begin Supplied material

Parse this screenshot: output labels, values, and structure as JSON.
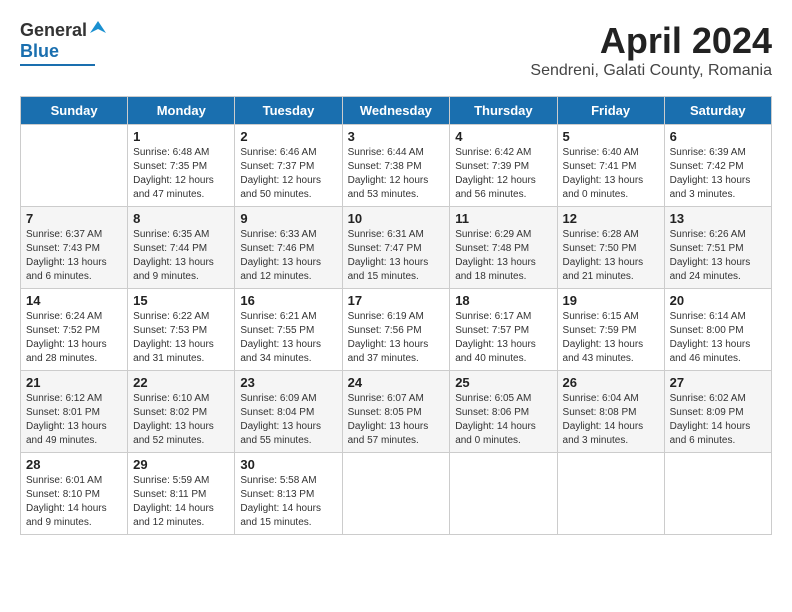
{
  "header": {
    "logo_general": "General",
    "logo_blue": "Blue",
    "title": "April 2024",
    "subtitle": "Sendreni, Galati County, Romania"
  },
  "calendar": {
    "days_header": [
      "Sunday",
      "Monday",
      "Tuesday",
      "Wednesday",
      "Thursday",
      "Friday",
      "Saturday"
    ],
    "weeks": [
      [
        {
          "day": "",
          "info": ""
        },
        {
          "day": "1",
          "info": "Sunrise: 6:48 AM\nSunset: 7:35 PM\nDaylight: 12 hours\nand 47 minutes."
        },
        {
          "day": "2",
          "info": "Sunrise: 6:46 AM\nSunset: 7:37 PM\nDaylight: 12 hours\nand 50 minutes."
        },
        {
          "day": "3",
          "info": "Sunrise: 6:44 AM\nSunset: 7:38 PM\nDaylight: 12 hours\nand 53 minutes."
        },
        {
          "day": "4",
          "info": "Sunrise: 6:42 AM\nSunset: 7:39 PM\nDaylight: 12 hours\nand 56 minutes."
        },
        {
          "day": "5",
          "info": "Sunrise: 6:40 AM\nSunset: 7:41 PM\nDaylight: 13 hours\nand 0 minutes."
        },
        {
          "day": "6",
          "info": "Sunrise: 6:39 AM\nSunset: 7:42 PM\nDaylight: 13 hours\nand 3 minutes."
        }
      ],
      [
        {
          "day": "7",
          "info": "Sunrise: 6:37 AM\nSunset: 7:43 PM\nDaylight: 13 hours\nand 6 minutes."
        },
        {
          "day": "8",
          "info": "Sunrise: 6:35 AM\nSunset: 7:44 PM\nDaylight: 13 hours\nand 9 minutes."
        },
        {
          "day": "9",
          "info": "Sunrise: 6:33 AM\nSunset: 7:46 PM\nDaylight: 13 hours\nand 12 minutes."
        },
        {
          "day": "10",
          "info": "Sunrise: 6:31 AM\nSunset: 7:47 PM\nDaylight: 13 hours\nand 15 minutes."
        },
        {
          "day": "11",
          "info": "Sunrise: 6:29 AM\nSunset: 7:48 PM\nDaylight: 13 hours\nand 18 minutes."
        },
        {
          "day": "12",
          "info": "Sunrise: 6:28 AM\nSunset: 7:50 PM\nDaylight: 13 hours\nand 21 minutes."
        },
        {
          "day": "13",
          "info": "Sunrise: 6:26 AM\nSunset: 7:51 PM\nDaylight: 13 hours\nand 24 minutes."
        }
      ],
      [
        {
          "day": "14",
          "info": "Sunrise: 6:24 AM\nSunset: 7:52 PM\nDaylight: 13 hours\nand 28 minutes."
        },
        {
          "day": "15",
          "info": "Sunrise: 6:22 AM\nSunset: 7:53 PM\nDaylight: 13 hours\nand 31 minutes."
        },
        {
          "day": "16",
          "info": "Sunrise: 6:21 AM\nSunset: 7:55 PM\nDaylight: 13 hours\nand 34 minutes."
        },
        {
          "day": "17",
          "info": "Sunrise: 6:19 AM\nSunset: 7:56 PM\nDaylight: 13 hours\nand 37 minutes."
        },
        {
          "day": "18",
          "info": "Sunrise: 6:17 AM\nSunset: 7:57 PM\nDaylight: 13 hours\nand 40 minutes."
        },
        {
          "day": "19",
          "info": "Sunrise: 6:15 AM\nSunset: 7:59 PM\nDaylight: 13 hours\nand 43 minutes."
        },
        {
          "day": "20",
          "info": "Sunrise: 6:14 AM\nSunset: 8:00 PM\nDaylight: 13 hours\nand 46 minutes."
        }
      ],
      [
        {
          "day": "21",
          "info": "Sunrise: 6:12 AM\nSunset: 8:01 PM\nDaylight: 13 hours\nand 49 minutes."
        },
        {
          "day": "22",
          "info": "Sunrise: 6:10 AM\nSunset: 8:02 PM\nDaylight: 13 hours\nand 52 minutes."
        },
        {
          "day": "23",
          "info": "Sunrise: 6:09 AM\nSunset: 8:04 PM\nDaylight: 13 hours\nand 55 minutes."
        },
        {
          "day": "24",
          "info": "Sunrise: 6:07 AM\nSunset: 8:05 PM\nDaylight: 13 hours\nand 57 minutes."
        },
        {
          "day": "25",
          "info": "Sunrise: 6:05 AM\nSunset: 8:06 PM\nDaylight: 14 hours\nand 0 minutes."
        },
        {
          "day": "26",
          "info": "Sunrise: 6:04 AM\nSunset: 8:08 PM\nDaylight: 14 hours\nand 3 minutes."
        },
        {
          "day": "27",
          "info": "Sunrise: 6:02 AM\nSunset: 8:09 PM\nDaylight: 14 hours\nand 6 minutes."
        }
      ],
      [
        {
          "day": "28",
          "info": "Sunrise: 6:01 AM\nSunset: 8:10 PM\nDaylight: 14 hours\nand 9 minutes."
        },
        {
          "day": "29",
          "info": "Sunrise: 5:59 AM\nSunset: 8:11 PM\nDaylight: 14 hours\nand 12 minutes."
        },
        {
          "day": "30",
          "info": "Sunrise: 5:58 AM\nSunset: 8:13 PM\nDaylight: 14 hours\nand 15 minutes."
        },
        {
          "day": "",
          "info": ""
        },
        {
          "day": "",
          "info": ""
        },
        {
          "day": "",
          "info": ""
        },
        {
          "day": "",
          "info": ""
        }
      ]
    ]
  }
}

end Supplied material

# Work required:
Repeat the material above in full and exactly, apart from the pictures.

# Full answer:
Parse this screenshot: output labels, values, and structure as JSON.
{
  "header": {
    "logo_general": "General",
    "logo_blue": "Blue",
    "title": "April 2024",
    "subtitle": "Sendreni, Galati County, Romania"
  },
  "calendar": {
    "days_header": [
      "Sunday",
      "Monday",
      "Tuesday",
      "Wednesday",
      "Thursday",
      "Friday",
      "Saturday"
    ],
    "weeks": [
      [
        {
          "day": "",
          "info": ""
        },
        {
          "day": "1",
          "info": "Sunrise: 6:48 AM\nSunset: 7:35 PM\nDaylight: 12 hours\nand 47 minutes."
        },
        {
          "day": "2",
          "info": "Sunrise: 6:46 AM\nSunset: 7:37 PM\nDaylight: 12 hours\nand 50 minutes."
        },
        {
          "day": "3",
          "info": "Sunrise: 6:44 AM\nSunset: 7:38 PM\nDaylight: 12 hours\nand 53 minutes."
        },
        {
          "day": "4",
          "info": "Sunrise: 6:42 AM\nSunset: 7:39 PM\nDaylight: 12 hours\nand 56 minutes."
        },
        {
          "day": "5",
          "info": "Sunrise: 6:40 AM\nSunset: 7:41 PM\nDaylight: 13 hours\nand 0 minutes."
        },
        {
          "day": "6",
          "info": "Sunrise: 6:39 AM\nSunset: 7:42 PM\nDaylight: 13 hours\nand 3 minutes."
        }
      ],
      [
        {
          "day": "7",
          "info": "Sunrise: 6:37 AM\nSunset: 7:43 PM\nDaylight: 13 hours\nand 6 minutes."
        },
        {
          "day": "8",
          "info": "Sunrise: 6:35 AM\nSunset: 7:44 PM\nDaylight: 13 hours\nand 9 minutes."
        },
        {
          "day": "9",
          "info": "Sunrise: 6:33 AM\nSunset: 7:46 PM\nDaylight: 13 hours\nand 12 minutes."
        },
        {
          "day": "10",
          "info": "Sunrise: 6:31 AM\nSunset: 7:47 PM\nDaylight: 13 hours\nand 15 minutes."
        },
        {
          "day": "11",
          "info": "Sunrise: 6:29 AM\nSunset: 7:48 PM\nDaylight: 13 hours\nand 18 minutes."
        },
        {
          "day": "12",
          "info": "Sunrise: 6:28 AM\nSunset: 7:50 PM\nDaylight: 13 hours\nand 21 minutes."
        },
        {
          "day": "13",
          "info": "Sunrise: 6:26 AM\nSunset: 7:51 PM\nDaylight: 13 hours\nand 24 minutes."
        }
      ],
      [
        {
          "day": "14",
          "info": "Sunrise: 6:24 AM\nSunset: 7:52 PM\nDaylight: 13 hours\nand 28 minutes."
        },
        {
          "day": "15",
          "info": "Sunrise: 6:22 AM\nSunset: 7:53 PM\nDaylight: 13 hours\nand 31 minutes."
        },
        {
          "day": "16",
          "info": "Sunrise: 6:21 AM\nSunset: 7:55 PM\nDaylight: 13 hours\nand 34 minutes."
        },
        {
          "day": "17",
          "info": "Sunrise: 6:19 AM\nSunset: 7:56 PM\nDaylight: 13 hours\nand 37 minutes."
        },
        {
          "day": "18",
          "info": "Sunrise: 6:17 AM\nSunset: 7:57 PM\nDaylight: 13 hours\nand 40 minutes."
        },
        {
          "day": "19",
          "info": "Sunrise: 6:15 AM\nSunset: 7:59 PM\nDaylight: 13 hours\nand 43 minutes."
        },
        {
          "day": "20",
          "info": "Sunrise: 6:14 AM\nSunset: 8:00 PM\nDaylight: 13 hours\nand 46 minutes."
        }
      ],
      [
        {
          "day": "21",
          "info": "Sunrise: 6:12 AM\nSunset: 8:01 PM\nDaylight: 13 hours\nand 49 minutes."
        },
        {
          "day": "22",
          "info": "Sunrise: 6:10 AM\nSunset: 8:02 PM\nDaylight: 13 hours\nand 52 minutes."
        },
        {
          "day": "23",
          "info": "Sunrise: 6:09 AM\nSunset: 8:04 PM\nDaylight: 13 hours\nand 55 minutes."
        },
        {
          "day": "24",
          "info": "Sunrise: 6:07 AM\nSunset: 8:05 PM\nDaylight: 13 hours\nand 57 minutes."
        },
        {
          "day": "25",
          "info": "Sunrise: 6:05 AM\nSunset: 8:06 PM\nDaylight: 14 hours\nand 0 minutes."
        },
        {
          "day": "26",
          "info": "Sunrise: 6:04 AM\nSunset: 8:08 PM\nDaylight: 14 hours\nand 3 minutes."
        },
        {
          "day": "27",
          "info": "Sunrise: 6:02 AM\nSunset: 8:09 PM\nDaylight: 14 hours\nand 6 minutes."
        }
      ],
      [
        {
          "day": "28",
          "info": "Sunrise: 6:01 AM\nSunset: 8:10 PM\nDaylight: 14 hours\nand 9 minutes."
        },
        {
          "day": "29",
          "info": "Sunrise: 5:59 AM\nSunset: 8:11 PM\nDaylight: 14 hours\nand 12 minutes."
        },
        {
          "day": "30",
          "info": "Sunrise: 5:58 AM\nSunset: 8:13 PM\nDaylight: 14 hours\nand 15 minutes."
        },
        {
          "day": "",
          "info": ""
        },
        {
          "day": "",
          "info": ""
        },
        {
          "day": "",
          "info": ""
        },
        {
          "day": "",
          "info": ""
        }
      ]
    ]
  }
}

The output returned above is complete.